▸ What you have to do
Pick out and copy every line below that has the word "Papke".

▸ Exercise inputs
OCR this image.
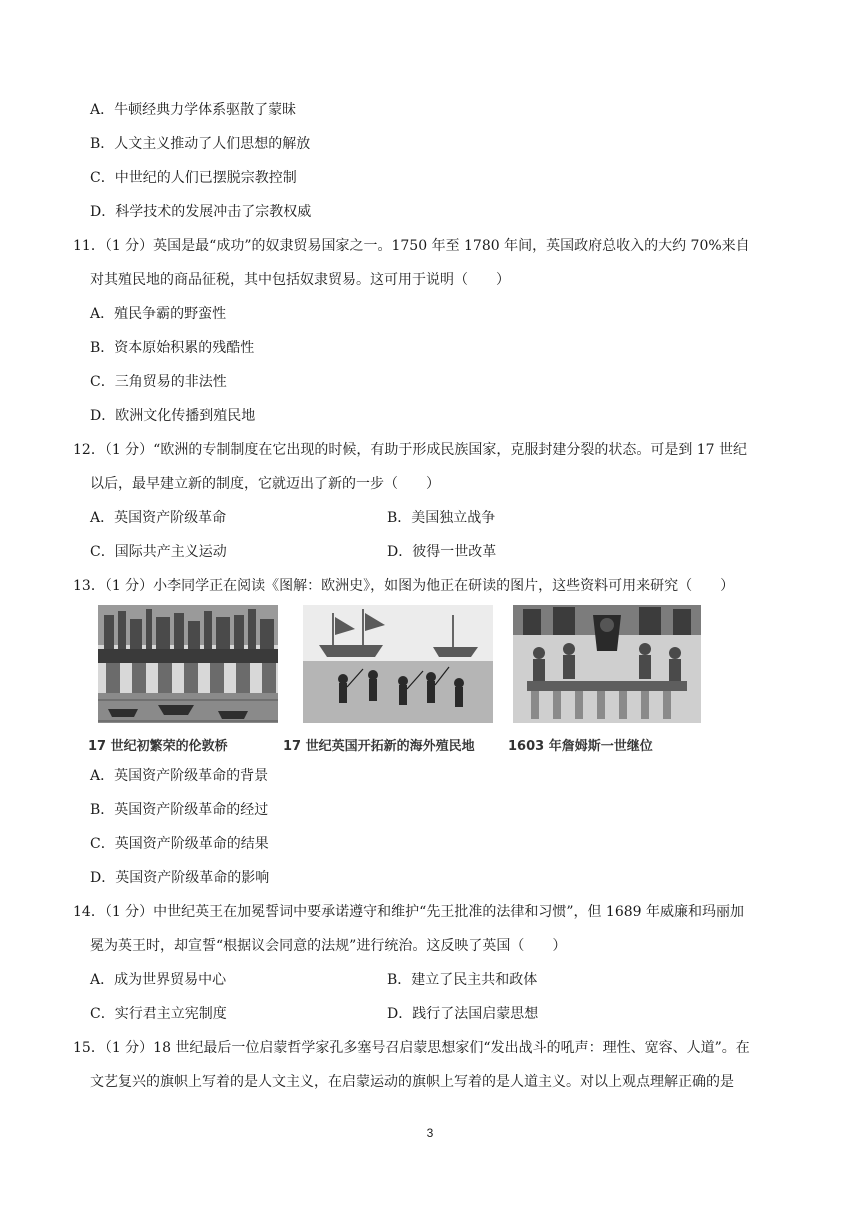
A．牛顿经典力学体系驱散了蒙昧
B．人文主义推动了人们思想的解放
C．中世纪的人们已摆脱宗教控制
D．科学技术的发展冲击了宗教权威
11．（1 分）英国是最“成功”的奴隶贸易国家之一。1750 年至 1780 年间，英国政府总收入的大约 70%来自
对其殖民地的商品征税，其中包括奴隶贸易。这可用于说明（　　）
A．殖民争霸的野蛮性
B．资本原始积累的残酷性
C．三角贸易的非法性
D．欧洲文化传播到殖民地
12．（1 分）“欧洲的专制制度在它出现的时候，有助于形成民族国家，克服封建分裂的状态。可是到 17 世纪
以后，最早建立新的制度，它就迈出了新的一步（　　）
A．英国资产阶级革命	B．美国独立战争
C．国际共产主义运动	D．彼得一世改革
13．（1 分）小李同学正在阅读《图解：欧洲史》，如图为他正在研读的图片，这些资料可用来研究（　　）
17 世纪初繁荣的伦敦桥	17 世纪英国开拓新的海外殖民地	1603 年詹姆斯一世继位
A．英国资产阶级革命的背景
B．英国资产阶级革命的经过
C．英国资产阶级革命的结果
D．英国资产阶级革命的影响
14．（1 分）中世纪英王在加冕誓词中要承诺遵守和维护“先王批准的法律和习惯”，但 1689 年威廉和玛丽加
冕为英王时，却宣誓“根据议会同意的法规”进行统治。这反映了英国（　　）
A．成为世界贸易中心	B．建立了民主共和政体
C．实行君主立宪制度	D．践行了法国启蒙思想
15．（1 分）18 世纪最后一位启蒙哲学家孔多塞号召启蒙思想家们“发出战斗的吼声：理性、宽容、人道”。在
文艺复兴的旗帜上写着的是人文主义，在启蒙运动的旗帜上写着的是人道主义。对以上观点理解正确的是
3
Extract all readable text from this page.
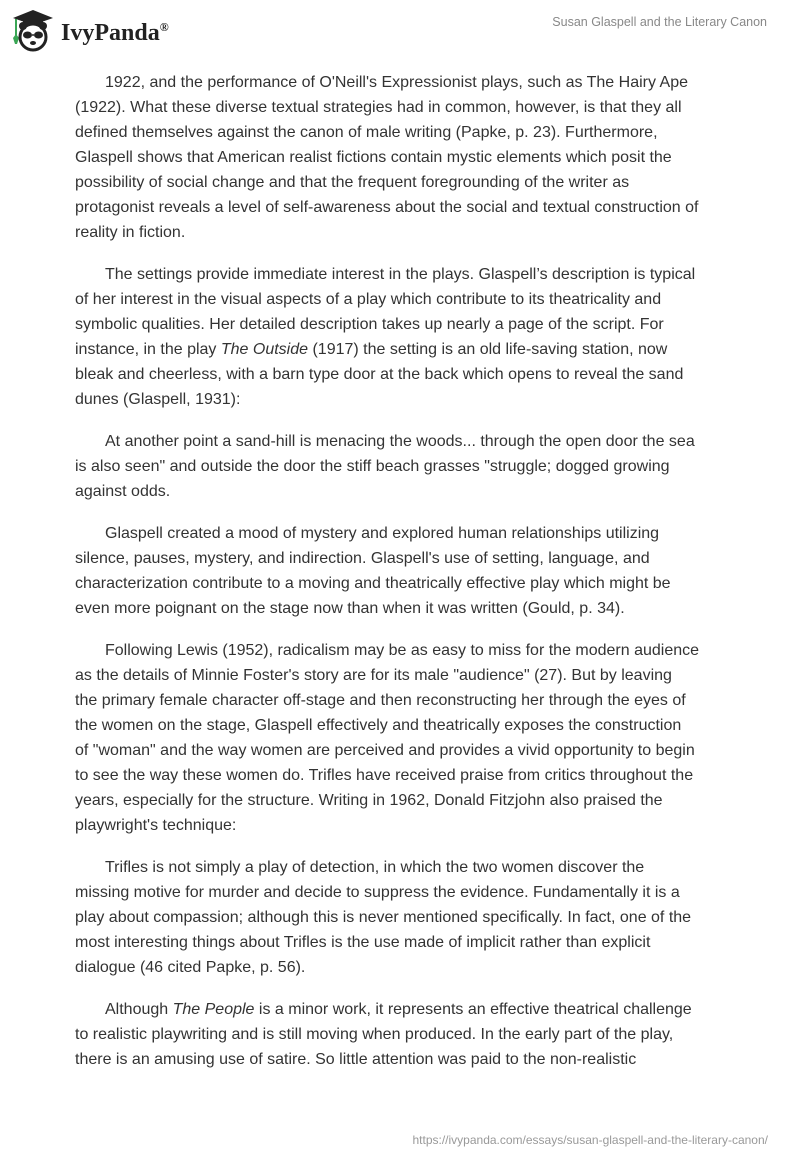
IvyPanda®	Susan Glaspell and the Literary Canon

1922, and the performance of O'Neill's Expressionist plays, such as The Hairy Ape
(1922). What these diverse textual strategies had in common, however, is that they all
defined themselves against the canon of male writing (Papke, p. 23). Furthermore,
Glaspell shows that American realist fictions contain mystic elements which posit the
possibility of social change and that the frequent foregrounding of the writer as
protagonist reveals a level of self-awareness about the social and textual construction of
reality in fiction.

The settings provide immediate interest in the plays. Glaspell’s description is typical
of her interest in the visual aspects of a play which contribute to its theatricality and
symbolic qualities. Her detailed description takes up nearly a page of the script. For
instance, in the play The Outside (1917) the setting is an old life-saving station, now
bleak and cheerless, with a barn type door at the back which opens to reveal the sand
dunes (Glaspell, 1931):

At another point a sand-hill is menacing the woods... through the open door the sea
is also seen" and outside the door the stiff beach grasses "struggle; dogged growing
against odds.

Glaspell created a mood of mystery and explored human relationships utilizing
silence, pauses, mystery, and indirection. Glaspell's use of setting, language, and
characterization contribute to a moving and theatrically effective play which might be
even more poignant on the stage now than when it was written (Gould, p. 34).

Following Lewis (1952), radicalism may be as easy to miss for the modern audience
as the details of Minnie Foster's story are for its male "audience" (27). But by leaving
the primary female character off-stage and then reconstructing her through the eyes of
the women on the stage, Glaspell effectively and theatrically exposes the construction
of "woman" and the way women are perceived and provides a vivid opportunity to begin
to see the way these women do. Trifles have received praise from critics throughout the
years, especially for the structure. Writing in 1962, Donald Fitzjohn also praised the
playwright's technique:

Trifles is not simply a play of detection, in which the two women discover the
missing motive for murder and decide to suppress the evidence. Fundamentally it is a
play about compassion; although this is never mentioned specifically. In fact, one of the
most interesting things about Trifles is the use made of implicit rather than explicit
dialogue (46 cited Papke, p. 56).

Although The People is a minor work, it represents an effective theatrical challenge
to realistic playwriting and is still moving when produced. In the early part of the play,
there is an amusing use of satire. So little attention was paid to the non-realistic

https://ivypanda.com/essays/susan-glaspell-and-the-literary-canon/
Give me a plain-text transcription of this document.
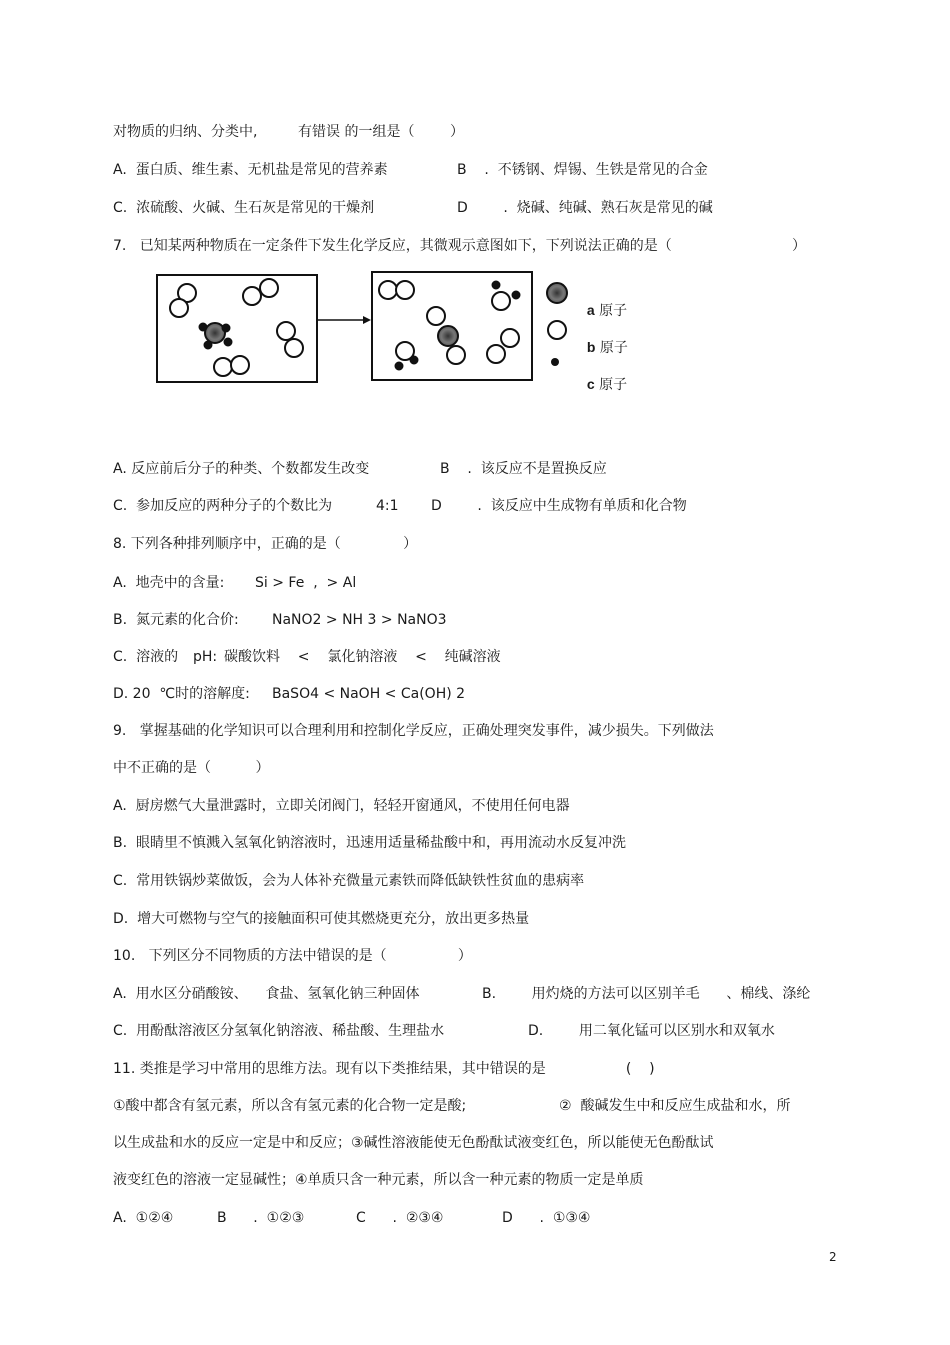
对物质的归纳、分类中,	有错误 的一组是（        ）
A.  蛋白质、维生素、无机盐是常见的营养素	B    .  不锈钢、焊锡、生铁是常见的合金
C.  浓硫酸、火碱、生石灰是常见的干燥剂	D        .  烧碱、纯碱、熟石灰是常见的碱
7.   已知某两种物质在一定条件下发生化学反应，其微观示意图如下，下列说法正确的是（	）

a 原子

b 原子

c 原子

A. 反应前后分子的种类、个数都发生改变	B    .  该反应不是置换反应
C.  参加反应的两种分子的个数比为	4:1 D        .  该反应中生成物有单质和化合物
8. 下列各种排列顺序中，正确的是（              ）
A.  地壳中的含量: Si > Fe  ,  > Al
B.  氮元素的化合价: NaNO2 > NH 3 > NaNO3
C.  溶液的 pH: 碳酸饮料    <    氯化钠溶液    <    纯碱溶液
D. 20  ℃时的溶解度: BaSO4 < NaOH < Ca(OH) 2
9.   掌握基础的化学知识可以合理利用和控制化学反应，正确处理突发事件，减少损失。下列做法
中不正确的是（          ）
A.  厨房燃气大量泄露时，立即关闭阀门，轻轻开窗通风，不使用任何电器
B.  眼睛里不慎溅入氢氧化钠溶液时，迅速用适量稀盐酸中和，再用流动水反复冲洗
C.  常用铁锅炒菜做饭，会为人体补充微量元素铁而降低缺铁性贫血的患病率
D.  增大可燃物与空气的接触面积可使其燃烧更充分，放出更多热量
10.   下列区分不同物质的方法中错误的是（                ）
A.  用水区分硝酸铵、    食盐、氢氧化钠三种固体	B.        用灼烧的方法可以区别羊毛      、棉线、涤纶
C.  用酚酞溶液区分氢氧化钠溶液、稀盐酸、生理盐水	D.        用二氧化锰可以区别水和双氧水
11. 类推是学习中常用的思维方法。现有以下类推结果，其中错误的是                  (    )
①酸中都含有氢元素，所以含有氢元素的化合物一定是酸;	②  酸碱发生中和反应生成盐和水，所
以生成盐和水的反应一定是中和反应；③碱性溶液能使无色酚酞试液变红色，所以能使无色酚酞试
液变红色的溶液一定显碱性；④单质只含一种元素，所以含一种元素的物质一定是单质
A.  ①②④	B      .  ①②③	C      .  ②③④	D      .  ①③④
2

▸ Result below
defined themselves against the canon of male writing (Papke, p. 23). Furthermore,
dialogue (46 cited Papke, p. 56).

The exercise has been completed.